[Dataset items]

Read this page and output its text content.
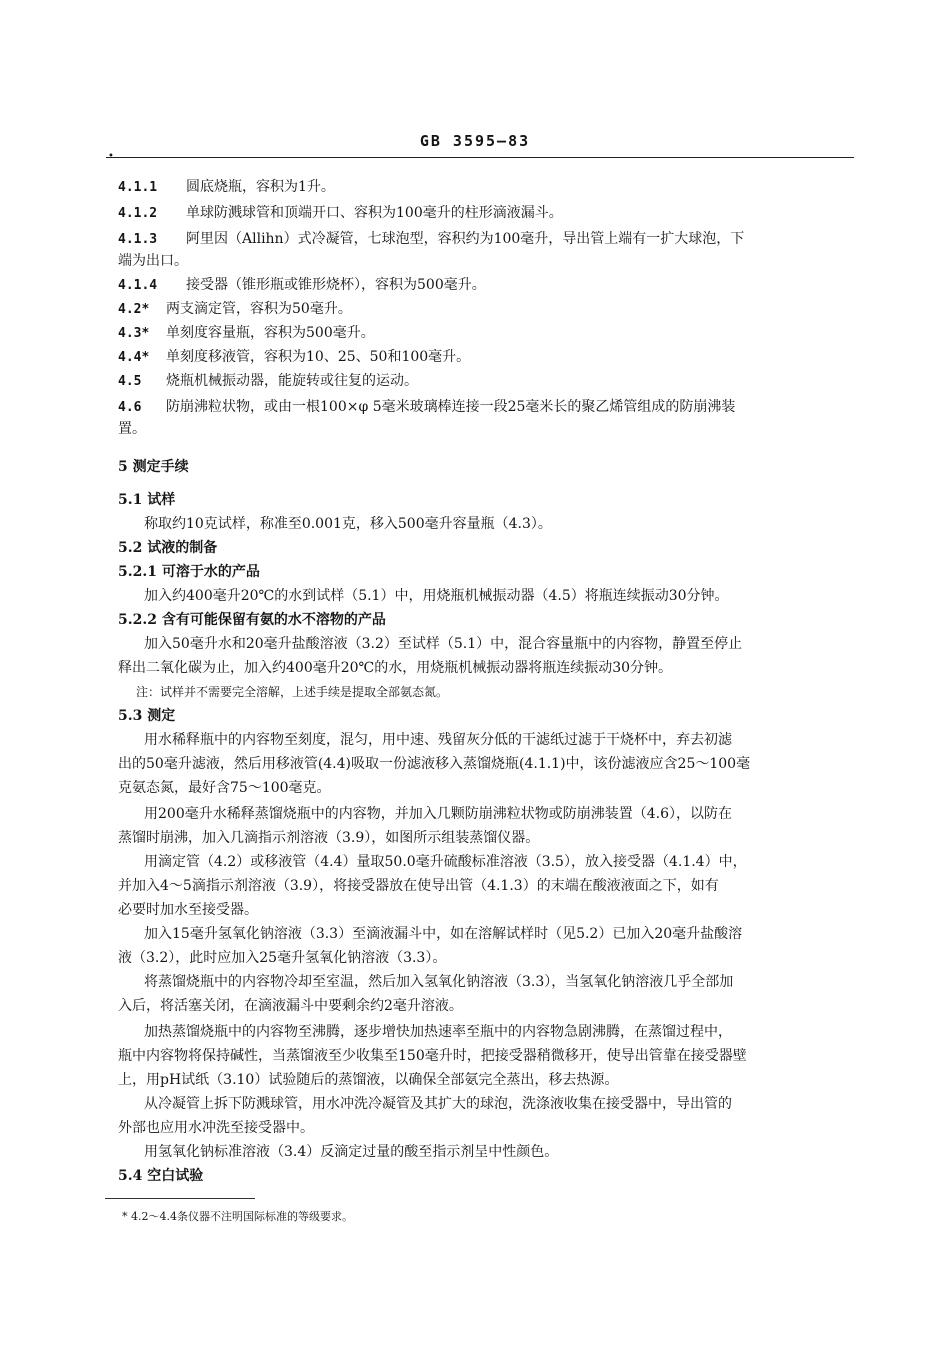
GB 3595—83
•
4.1.1 圆底烧瓶，容积为1升。
4.1.2 单球防溅球管和顶端开口、容积为100毫升的柱形滴液漏斗。
4.1.3 阿里因（Allihn）式冷凝管，七球泡型，容积约为100毫升，导出管上端有一扩大球泡，下
端为出口。
4.1.4 接受器（锥形瓶或锥形烧杯），容积为500毫升。
4.2* 两支滴定管，容积为50毫升。
4.3* 单刻度容量瓶，容积为500毫升。
4.4* 单刻度移液管，容积为10、25、50和100毫升。
4.5 烧瓶机械振动器，能旋转或往复的运动。
4.6 防崩沸粒状物，或由一根100×φ 5毫米玻璃棒连接一段25毫米长的聚乙烯管组成的防崩沸装
置。
5 测定手续
5.1 试样
称取约10克试样，称准至0.001克，移入500毫升容量瓶（4.3）。
5.2 试液的制备
5.2.1 可溶于水的产品
加入约400毫升20℃的水到试样（5.1）中，用烧瓶机械振动器（4.5）将瓶连续振动30分钟。
5.2.2 含有可能保留有氨的水不溶物的产品
加入50毫升水和20毫升盐酸溶液（3.2）至试样（5.1）中，混合容量瓶中的内容物，静置至停止
释出二氧化碳为止，加入约400毫升20℃的水，用烧瓶机械振动器将瓶连续振动30分钟。
注：试样并不需要完全溶解，上述手续是提取全部氨态氮。
5.3 测定
用水稀释瓶中的内容物至刻度，混匀，用中速、残留灰分低的干滤纸过滤于干烧杯中，弃去初滤
出的50毫升滤液，然后用移液管(4.4)吸取一份滤液移入蒸馏烧瓶(4.1.1)中，该份滤液应含25～100毫
克氨态氮，最好含75～100毫克。
用200毫升水稀释蒸馏烧瓶中的内容物，并加入几颗防崩沸粒状物或防崩沸装置（4.6），以防在
蒸馏时崩沸，加入几滴指示剂溶液（3.9），如图所示组装蒸馏仪器。
用滴定管（4.2）或移液管（4.4）量取50.0毫升硫酸标准溶液（3.5），放入接受器（4.1.4）中，
并加入4～5滴指示剂溶液（3.9），将接受器放在使导出管（4.1.3）的末端在酸液液面之下，如有
必要时加水至接受器。
加入15毫升氢氧化钠溶液（3.3）至滴液漏斗中，如在溶解试样时（见5.2）已加入20毫升盐酸溶
液（3.2），此时应加入25毫升氢氧化钠溶液（3.3）。
将蒸馏烧瓶中的内容物冷却至室温，然后加入氢氧化钠溶液（3.3），当氢氧化钠溶液几乎全部加
入后，将活塞关闭，在滴液漏斗中要剩余约2毫升溶液。
加热蒸馏烧瓶中的内容物至沸腾，逐步增快加热速率至瓶中的内容物急剧沸腾，在蒸馏过程中，
瓶中内容物将保持碱性，当蒸馏液至少收集至150毫升时，把接受器稍微移开，使导出管靠在接受器壁
上，用pH试纸（3.10）试验随后的蒸馏液，以确保全部氨完全蒸出，移去热源。
从冷凝管上拆下防溅球管，用水冲洗冷凝管及其扩大的球泡，洗涤液收集在接受器中，导出管的
外部也应用水冲洗至接受器中。
用氢氧化钠标准溶液（3.4）反滴定过量的酸至指示剂呈中性颜色。
5.4 空白试验
* 4.2～4.4条仪器不注明国际标准的等级要求。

**EXERCISE TASK:**
Leave every image out, and retype the material exactly.

**TASK RESPONSE:**
Read this page and output its text content.
GB 3595—83
•
4.1.1 圆底烧瓶，容积为1升。
4.1.2 单球防溅球管和顶端开口、容积为100毫升的柱形滴液漏斗。
4.1.3 阿里因（Allihn）式冷凝管，七球泡型，容积约为100毫升，导出管上端有一扩大球泡，下
端为出口。
4.1.4 接受器（锥形瓶或锥形烧杯），容积为500毫升。
4.2* 两支滴定管，容积为50毫升。
4.3* 单刻度容量瓶，容积为500毫升。
4.4* 单刻度移液管，容积为10、25、50和100毫升。
4.5 烧瓶机械振动器，能旋转或往复的运动。
4.6 防崩沸粒状物，或由一根100×φ 5毫米玻璃棒连接一段25毫米长的聚乙烯管组成的防崩沸装
置。
5 测定手续
5.1 试样
称取约10克试样，称准至0.001克，移入500毫升容量瓶（4.3）。
5.2 试液的制备
5.2.1 可溶于水的产品
加入约400毫升20℃的水到试样（5.1）中，用烧瓶机械振动器（4.5）将瓶连续振动30分钟。
5.2.2 含有可能保留有氨的水不溶物的产品
加入50毫升水和20毫升盐酸溶液（3.2）至试样（5.1）中，混合容量瓶中的内容物，静置至停止
释出二氧化碳为止，加入约400毫升20℃的水，用烧瓶机械振动器将瓶连续振动30分钟。
注：试样并不需要完全溶解，上述手续是提取全部氨态氮。
5.3 测定
用水稀释瓶中的内容物至刻度，混匀，用中速、残留灰分低的干滤纸过滤于干烧杯中，弃去初滤
出的50毫升滤液，然后用移液管(4.4)吸取一份滤液移入蒸馏烧瓶(4.1.1)中，该份滤液应含25～100毫
克氨态氮，最好含75～100毫克。
用200毫升水稀释蒸馏烧瓶中的内容物，并加入几颗防崩沸粒状物或防崩沸装置（4.6），以防在
蒸馏时崩沸，加入几滴指示剂溶液（3.9），如图所示组装蒸馏仪器。
用滴定管（4.2）或移液管（4.4）量取50.0毫升硫酸标准溶液（3.5），放入接受器（4.1.4）中，
并加入4～5滴指示剂溶液（3.9），将接受器放在使导出管（4.1.3）的末端在酸液液面之下，如有
必要时加水至接受器。
加入15毫升氢氧化钠溶液（3.3）至滴液漏斗中，如在溶解试样时（见5.2）已加入20毫升盐酸溶
液（3.2），此时应加入25毫升氢氧化钠溶液（3.3）。
将蒸馏烧瓶中的内容物冷却至室温，然后加入氢氧化钠溶液（3.3），当氢氧化钠溶液几乎全部加
入后，将活塞关闭，在滴液漏斗中要剩余约2毫升溶液。
加热蒸馏烧瓶中的内容物至沸腾，逐步增快加热速率至瓶中的内容物急剧沸腾，在蒸馏过程中，
瓶中内容物将保持碱性，当蒸馏液至少收集至150毫升时，把接受器稍微移开，使导出管靠在接受器壁
上，用pH试纸（3.10）试验随后的蒸馏液，以确保全部氨完全蒸出，移去热源。
从冷凝管上拆下防溅球管，用水冲洗冷凝管及其扩大的球泡，洗涤液收集在接受器中，导出管的
外部也应用水冲洗至接受器中。
用氢氧化钠标准溶液（3.4）反滴定过量的酸至指示剂呈中性颜色。
5.4 空白试验
* 4.2～4.4条仪器不注明国际标准的等级要求。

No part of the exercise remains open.